# Entries supplied start
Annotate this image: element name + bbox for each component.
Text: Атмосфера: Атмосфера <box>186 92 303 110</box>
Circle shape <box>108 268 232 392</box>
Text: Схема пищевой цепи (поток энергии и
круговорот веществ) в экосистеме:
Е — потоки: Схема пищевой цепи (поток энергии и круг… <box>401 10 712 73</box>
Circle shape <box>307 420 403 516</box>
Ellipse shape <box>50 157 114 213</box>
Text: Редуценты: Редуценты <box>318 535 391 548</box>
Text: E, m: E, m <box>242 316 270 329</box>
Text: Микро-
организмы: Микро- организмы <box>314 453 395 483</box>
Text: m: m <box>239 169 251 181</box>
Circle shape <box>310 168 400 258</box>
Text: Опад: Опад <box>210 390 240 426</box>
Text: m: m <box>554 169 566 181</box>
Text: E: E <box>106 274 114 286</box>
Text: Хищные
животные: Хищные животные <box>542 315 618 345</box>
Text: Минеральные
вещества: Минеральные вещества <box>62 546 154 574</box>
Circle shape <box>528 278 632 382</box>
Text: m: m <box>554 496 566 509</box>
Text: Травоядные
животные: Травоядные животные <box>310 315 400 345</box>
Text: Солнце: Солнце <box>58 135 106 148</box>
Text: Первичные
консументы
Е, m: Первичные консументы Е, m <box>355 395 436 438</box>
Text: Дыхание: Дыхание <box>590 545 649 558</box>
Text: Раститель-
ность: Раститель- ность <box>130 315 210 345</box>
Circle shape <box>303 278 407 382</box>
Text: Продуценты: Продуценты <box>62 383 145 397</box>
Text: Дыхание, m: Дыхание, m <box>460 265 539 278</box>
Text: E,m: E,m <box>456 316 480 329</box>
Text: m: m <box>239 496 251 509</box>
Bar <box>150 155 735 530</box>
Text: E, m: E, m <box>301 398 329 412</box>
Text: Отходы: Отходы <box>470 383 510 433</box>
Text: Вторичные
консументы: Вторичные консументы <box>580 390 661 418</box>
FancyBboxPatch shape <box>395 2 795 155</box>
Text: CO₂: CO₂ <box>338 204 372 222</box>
# Entries supplied end
#### Instructions for the task
Reproduce the data above line for line, changing nothing.

#### Expected answer
Annotate this image: element name + bbox for each component.
Text: Атмосфера: Атмосфера <box>186 92 303 110</box>
Circle shape <box>108 268 232 392</box>
Text: Схема пищевой цепи (поток энергии и
круговорот веществ) в экосистеме:
Е — потоки: Схема пищевой цепи (поток энергии и круг… <box>401 10 712 73</box>
Circle shape <box>307 420 403 516</box>
Ellipse shape <box>50 157 114 213</box>
Text: Редуценты: Редуценты <box>318 535 391 548</box>
Text: E, m: E, m <box>242 316 270 329</box>
Text: Микро-
организмы: Микро- организмы <box>314 453 395 483</box>
Text: m: m <box>239 169 251 181</box>
Circle shape <box>310 168 400 258</box>
Text: Опад: Опад <box>210 390 240 426</box>
Text: m: m <box>554 169 566 181</box>
Text: E: E <box>106 274 114 286</box>
Text: Хищные
животные: Хищные животные <box>542 315 618 345</box>
Text: Минеральные
вещества: Минеральные вещества <box>62 546 154 574</box>
Circle shape <box>528 278 632 382</box>
Text: m: m <box>554 496 566 509</box>
Text: Травоядные
животные: Травоядные животные <box>310 315 400 345</box>
Text: Солнце: Солнце <box>58 135 106 148</box>
Text: Первичные
консументы
Е, m: Первичные консументы Е, m <box>355 395 436 438</box>
Text: Дыхание: Дыхание <box>590 545 649 558</box>
Text: Раститель-
ность: Раститель- ность <box>130 315 210 345</box>
Circle shape <box>303 278 407 382</box>
Text: Продуценты: Продуценты <box>62 383 145 397</box>
Text: Дыхание, m: Дыхание, m <box>460 265 539 278</box>
Text: E,m: E,m <box>456 316 480 329</box>
Text: m: m <box>239 496 251 509</box>
Bar <box>150 155 735 530</box>
Text: E, m: E, m <box>301 398 329 412</box>
Text: Отходы: Отходы <box>470 383 510 433</box>
Text: Вторичные
консументы: Вторичные консументы <box>580 390 661 418</box>
FancyBboxPatch shape <box>395 2 795 155</box>
Text: CO₂: CO₂ <box>338 204 372 222</box>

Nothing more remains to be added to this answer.